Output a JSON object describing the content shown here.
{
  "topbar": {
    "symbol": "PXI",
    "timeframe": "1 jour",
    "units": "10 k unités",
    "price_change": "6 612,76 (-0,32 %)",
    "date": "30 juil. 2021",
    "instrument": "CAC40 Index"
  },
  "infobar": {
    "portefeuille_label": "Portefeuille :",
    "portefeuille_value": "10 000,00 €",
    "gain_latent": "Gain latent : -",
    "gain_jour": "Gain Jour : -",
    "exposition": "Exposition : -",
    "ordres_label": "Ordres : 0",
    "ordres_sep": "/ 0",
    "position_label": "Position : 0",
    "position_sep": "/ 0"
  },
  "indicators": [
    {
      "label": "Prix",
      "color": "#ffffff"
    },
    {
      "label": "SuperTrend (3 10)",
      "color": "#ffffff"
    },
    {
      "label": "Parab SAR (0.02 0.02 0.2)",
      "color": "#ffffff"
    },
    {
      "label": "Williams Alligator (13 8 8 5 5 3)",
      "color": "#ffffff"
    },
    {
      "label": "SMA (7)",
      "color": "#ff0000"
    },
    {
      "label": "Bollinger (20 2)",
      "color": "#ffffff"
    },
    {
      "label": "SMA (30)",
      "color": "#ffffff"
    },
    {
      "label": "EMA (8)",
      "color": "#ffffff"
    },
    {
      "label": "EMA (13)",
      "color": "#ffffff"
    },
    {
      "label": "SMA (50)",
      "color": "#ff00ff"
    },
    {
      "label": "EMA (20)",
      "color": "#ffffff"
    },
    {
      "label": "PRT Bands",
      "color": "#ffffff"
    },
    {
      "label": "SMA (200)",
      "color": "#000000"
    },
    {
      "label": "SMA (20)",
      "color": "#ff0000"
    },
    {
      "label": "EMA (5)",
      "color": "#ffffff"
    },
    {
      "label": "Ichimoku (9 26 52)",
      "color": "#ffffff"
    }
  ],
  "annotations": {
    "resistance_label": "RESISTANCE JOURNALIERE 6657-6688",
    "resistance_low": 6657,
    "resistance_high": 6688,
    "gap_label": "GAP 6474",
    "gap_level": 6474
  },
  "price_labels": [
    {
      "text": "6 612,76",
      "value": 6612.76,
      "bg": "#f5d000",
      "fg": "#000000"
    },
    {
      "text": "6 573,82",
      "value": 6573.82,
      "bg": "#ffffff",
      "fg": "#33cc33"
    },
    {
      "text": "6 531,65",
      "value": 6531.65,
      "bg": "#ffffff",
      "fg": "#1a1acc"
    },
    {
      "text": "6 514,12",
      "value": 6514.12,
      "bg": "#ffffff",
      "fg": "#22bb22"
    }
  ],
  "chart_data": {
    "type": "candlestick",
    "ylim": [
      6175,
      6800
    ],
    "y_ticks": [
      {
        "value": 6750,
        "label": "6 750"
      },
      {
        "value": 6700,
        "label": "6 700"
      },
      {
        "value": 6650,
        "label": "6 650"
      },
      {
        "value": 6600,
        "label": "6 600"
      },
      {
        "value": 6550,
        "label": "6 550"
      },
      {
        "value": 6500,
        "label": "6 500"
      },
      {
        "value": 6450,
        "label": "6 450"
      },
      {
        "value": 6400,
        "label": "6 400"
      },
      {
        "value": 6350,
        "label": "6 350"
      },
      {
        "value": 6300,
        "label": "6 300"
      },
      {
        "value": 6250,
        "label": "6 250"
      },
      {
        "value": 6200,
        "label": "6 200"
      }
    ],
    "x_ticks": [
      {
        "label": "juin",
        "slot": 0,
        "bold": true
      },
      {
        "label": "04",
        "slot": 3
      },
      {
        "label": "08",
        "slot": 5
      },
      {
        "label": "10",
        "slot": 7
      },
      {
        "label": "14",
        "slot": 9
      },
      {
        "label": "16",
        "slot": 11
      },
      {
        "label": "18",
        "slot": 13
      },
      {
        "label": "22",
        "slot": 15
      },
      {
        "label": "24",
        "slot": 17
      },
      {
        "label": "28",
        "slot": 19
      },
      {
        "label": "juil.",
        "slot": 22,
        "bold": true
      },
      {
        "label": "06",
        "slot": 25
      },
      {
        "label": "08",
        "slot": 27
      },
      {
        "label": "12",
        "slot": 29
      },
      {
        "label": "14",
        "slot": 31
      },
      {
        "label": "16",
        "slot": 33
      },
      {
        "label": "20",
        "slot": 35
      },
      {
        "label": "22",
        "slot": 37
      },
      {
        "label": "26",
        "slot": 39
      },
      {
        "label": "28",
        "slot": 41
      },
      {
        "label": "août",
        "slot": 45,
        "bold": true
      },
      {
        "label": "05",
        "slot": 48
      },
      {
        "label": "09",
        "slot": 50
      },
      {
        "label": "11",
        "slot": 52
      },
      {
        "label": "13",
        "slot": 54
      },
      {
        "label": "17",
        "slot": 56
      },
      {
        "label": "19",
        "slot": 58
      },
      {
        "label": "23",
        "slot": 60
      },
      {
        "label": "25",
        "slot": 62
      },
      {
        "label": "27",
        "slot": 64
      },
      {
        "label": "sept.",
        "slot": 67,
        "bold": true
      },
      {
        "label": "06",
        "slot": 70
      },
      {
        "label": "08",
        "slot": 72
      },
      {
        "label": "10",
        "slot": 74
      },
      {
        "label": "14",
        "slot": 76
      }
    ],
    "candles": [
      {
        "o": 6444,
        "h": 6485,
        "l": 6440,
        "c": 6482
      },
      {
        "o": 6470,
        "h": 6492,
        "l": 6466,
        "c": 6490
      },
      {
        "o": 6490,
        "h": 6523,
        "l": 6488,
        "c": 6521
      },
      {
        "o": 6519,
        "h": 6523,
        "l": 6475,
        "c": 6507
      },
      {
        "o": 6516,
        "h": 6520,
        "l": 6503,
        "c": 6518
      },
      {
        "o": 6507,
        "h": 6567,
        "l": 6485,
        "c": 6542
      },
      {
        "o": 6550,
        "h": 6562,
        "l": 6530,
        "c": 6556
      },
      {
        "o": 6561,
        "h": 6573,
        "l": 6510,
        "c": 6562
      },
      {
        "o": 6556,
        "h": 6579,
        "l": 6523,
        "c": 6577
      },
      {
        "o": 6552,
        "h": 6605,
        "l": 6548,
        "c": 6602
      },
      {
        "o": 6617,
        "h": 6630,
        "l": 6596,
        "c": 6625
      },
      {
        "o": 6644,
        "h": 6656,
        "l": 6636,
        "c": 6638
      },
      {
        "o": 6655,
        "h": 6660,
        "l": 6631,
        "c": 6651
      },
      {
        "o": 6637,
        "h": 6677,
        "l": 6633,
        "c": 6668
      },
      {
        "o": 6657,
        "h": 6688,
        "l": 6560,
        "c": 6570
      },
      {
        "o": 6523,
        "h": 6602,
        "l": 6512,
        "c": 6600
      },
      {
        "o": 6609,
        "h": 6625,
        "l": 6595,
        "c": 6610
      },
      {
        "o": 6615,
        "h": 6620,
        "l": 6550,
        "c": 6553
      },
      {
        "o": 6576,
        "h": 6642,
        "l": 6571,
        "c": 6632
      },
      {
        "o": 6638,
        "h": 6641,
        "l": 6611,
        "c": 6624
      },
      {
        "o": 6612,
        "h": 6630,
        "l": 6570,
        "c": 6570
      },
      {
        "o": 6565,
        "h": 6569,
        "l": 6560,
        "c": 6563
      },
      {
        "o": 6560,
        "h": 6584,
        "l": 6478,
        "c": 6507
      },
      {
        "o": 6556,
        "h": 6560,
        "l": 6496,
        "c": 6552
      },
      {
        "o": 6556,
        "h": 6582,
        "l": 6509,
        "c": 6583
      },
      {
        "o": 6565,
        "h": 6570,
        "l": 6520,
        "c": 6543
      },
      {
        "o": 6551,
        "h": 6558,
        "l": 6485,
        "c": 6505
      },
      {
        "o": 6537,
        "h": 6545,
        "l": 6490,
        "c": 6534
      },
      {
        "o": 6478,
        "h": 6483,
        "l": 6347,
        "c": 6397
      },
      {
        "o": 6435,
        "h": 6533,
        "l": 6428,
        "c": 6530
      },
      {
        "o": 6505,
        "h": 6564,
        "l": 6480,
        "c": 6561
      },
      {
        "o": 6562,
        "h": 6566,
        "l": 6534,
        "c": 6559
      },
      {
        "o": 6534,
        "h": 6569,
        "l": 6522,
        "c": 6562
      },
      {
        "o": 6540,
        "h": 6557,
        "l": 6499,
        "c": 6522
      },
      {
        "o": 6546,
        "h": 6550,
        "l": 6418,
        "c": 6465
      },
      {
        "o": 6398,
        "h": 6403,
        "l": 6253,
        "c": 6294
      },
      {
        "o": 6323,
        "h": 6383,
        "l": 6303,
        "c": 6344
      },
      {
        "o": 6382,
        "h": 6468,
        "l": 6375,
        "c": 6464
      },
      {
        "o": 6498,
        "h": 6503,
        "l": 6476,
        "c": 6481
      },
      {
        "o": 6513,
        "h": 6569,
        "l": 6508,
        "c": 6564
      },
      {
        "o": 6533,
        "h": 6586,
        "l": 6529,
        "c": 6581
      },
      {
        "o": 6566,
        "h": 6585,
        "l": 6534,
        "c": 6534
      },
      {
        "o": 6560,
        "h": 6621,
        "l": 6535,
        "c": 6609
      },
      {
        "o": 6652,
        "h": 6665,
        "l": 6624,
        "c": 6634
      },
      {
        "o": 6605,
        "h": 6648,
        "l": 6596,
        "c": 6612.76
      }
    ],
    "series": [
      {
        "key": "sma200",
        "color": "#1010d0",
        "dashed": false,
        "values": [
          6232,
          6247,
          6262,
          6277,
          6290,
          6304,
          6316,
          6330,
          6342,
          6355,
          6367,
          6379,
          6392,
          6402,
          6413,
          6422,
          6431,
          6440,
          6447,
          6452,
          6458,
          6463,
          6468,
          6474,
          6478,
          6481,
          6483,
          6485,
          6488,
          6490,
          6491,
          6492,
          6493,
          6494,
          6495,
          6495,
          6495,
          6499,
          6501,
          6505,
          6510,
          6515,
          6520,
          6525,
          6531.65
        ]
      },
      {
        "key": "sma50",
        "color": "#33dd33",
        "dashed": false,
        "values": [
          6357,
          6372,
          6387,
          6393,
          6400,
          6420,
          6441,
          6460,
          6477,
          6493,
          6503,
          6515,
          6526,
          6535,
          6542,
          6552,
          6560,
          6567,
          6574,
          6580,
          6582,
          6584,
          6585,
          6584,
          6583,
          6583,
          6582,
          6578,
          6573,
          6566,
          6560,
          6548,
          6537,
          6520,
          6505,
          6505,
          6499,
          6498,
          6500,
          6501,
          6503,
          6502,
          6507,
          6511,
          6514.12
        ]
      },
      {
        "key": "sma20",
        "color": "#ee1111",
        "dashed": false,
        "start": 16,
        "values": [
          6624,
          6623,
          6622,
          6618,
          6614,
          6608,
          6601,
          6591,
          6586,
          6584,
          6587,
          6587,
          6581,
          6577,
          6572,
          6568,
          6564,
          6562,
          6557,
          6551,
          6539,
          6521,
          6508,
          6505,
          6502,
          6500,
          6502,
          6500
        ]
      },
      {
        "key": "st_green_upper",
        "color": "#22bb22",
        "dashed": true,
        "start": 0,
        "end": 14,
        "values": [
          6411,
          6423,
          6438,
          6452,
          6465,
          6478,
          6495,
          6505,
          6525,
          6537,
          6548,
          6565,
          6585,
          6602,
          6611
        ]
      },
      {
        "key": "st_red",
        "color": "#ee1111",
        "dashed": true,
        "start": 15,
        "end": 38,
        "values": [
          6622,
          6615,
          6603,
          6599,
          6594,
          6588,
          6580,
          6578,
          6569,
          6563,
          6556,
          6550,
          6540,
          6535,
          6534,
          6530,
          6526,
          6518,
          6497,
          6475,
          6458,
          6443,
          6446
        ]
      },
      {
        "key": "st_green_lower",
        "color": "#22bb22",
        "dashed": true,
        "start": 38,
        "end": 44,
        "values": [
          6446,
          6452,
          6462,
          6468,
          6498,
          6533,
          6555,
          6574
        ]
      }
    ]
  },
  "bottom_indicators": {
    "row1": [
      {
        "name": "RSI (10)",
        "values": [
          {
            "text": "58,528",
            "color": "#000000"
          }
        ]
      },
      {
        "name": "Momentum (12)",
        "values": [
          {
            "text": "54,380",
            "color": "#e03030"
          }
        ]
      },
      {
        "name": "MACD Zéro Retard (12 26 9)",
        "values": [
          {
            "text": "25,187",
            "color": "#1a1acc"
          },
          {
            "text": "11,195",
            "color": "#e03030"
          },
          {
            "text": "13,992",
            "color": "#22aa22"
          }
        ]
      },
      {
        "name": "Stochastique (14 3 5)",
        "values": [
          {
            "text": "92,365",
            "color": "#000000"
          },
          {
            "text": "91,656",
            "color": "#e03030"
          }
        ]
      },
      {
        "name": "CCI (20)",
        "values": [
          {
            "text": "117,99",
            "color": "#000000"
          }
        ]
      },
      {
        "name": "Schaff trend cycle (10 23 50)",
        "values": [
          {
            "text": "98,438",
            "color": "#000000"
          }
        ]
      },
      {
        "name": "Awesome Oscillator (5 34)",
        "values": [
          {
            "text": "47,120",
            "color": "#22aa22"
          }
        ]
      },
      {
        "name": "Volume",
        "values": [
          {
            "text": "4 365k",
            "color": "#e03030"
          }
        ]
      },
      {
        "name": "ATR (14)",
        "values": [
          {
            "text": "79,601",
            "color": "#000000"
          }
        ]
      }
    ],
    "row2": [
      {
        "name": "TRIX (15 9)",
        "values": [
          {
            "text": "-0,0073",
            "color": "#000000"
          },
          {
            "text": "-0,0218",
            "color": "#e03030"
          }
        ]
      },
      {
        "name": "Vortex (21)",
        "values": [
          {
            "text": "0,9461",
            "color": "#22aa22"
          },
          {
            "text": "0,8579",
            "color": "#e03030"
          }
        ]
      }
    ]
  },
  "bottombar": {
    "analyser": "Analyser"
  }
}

Requirements
Copy every line above that holds the word "Gain".

Result of this task
    "gain_latent": "Gain latent : -",
    "gain_jour": "Gain Jour : -",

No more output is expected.